>> START

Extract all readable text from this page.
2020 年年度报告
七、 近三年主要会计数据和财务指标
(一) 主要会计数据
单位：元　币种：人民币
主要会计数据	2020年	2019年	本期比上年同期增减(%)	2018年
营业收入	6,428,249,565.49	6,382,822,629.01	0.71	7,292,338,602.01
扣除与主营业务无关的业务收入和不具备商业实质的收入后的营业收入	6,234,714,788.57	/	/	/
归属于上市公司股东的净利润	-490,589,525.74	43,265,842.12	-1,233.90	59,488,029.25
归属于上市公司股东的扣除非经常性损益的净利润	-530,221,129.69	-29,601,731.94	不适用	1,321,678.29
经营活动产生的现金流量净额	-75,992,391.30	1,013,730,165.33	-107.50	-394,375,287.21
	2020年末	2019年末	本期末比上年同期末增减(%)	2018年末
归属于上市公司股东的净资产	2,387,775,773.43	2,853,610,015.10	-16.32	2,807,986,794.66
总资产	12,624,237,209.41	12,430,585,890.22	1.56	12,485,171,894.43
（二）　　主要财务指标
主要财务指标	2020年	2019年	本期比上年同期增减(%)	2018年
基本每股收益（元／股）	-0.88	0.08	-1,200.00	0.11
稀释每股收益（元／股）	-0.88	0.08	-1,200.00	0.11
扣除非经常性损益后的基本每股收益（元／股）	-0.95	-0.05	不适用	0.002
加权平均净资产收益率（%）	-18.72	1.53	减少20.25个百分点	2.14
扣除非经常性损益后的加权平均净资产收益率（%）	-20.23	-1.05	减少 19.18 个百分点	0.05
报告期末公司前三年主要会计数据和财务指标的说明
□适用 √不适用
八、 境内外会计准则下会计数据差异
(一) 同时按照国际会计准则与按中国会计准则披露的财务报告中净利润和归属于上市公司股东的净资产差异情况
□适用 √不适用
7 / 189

>> END

**SHORT EXERCISE**
From the listing above, extract all records word for word.

**OUTPUT FOR THIS TASK**
Extract all readable text from this page.
2020 年年度报告
七、 近三年主要会计数据和财务指标
(一) 主要会计数据
单位：元　币种：人民币
主要会计数据	2020年	2019年	本期比上年同期增减(%)	2018年
营业收入	6,428,249,565.49	6,382,822,629.01	0.71	7,292,338,602.01
扣除与主营业务无关的业务收入和不具备商业实质的收入后的营业收入	6,234,714,788.57	/	/	/
归属于上市公司股东的净利润	-490,589,525.74	43,265,842.12	-1,233.90	59,488,029.25
归属于上市公司股东的扣除非经常性损益的净利润	-530,221,129.69	-29,601,731.94	不适用	1,321,678.29
经营活动产生的现金流量净额	-75,992,391.30	1,013,730,165.33	-107.50	-394,375,287.21
	2020年末	2019年末	本期末比上年同期末增减(%)	2018年末
归属于上市公司股东的净资产	2,387,775,773.43	2,853,610,015.10	-16.32	2,807,986,794.66
总资产	12,624,237,209.41	12,430,585,890.22	1.56	12,485,171,894.43
（二）　　主要财务指标
主要财务指标	2020年	2019年	本期比上年同期增减(%)	2018年
基本每股收益（元／股）	-0.88	0.08	-1,200.00	0.11
稀释每股收益（元／股）	-0.88	0.08	-1,200.00	0.11
扣除非经常性损益后的基本每股收益（元／股）	-0.95	-0.05	不适用	0.002
加权平均净资产收益率（%）	-18.72	1.53	减少20.25个百分点	2.14
扣除非经常性损益后的加权平均净资产收益率（%）	-20.23	-1.05	减少 19.18 个百分点	0.05
报告期末公司前三年主要会计数据和财务指标的说明
□适用 √不适用
八、 境内外会计准则下会计数据差异
(一) 同时按照国际会计准则与按中国会计准则披露的财务报告中净利润和归属于上市公司股东的净资产差异情况
□适用 √不适用
7 / 189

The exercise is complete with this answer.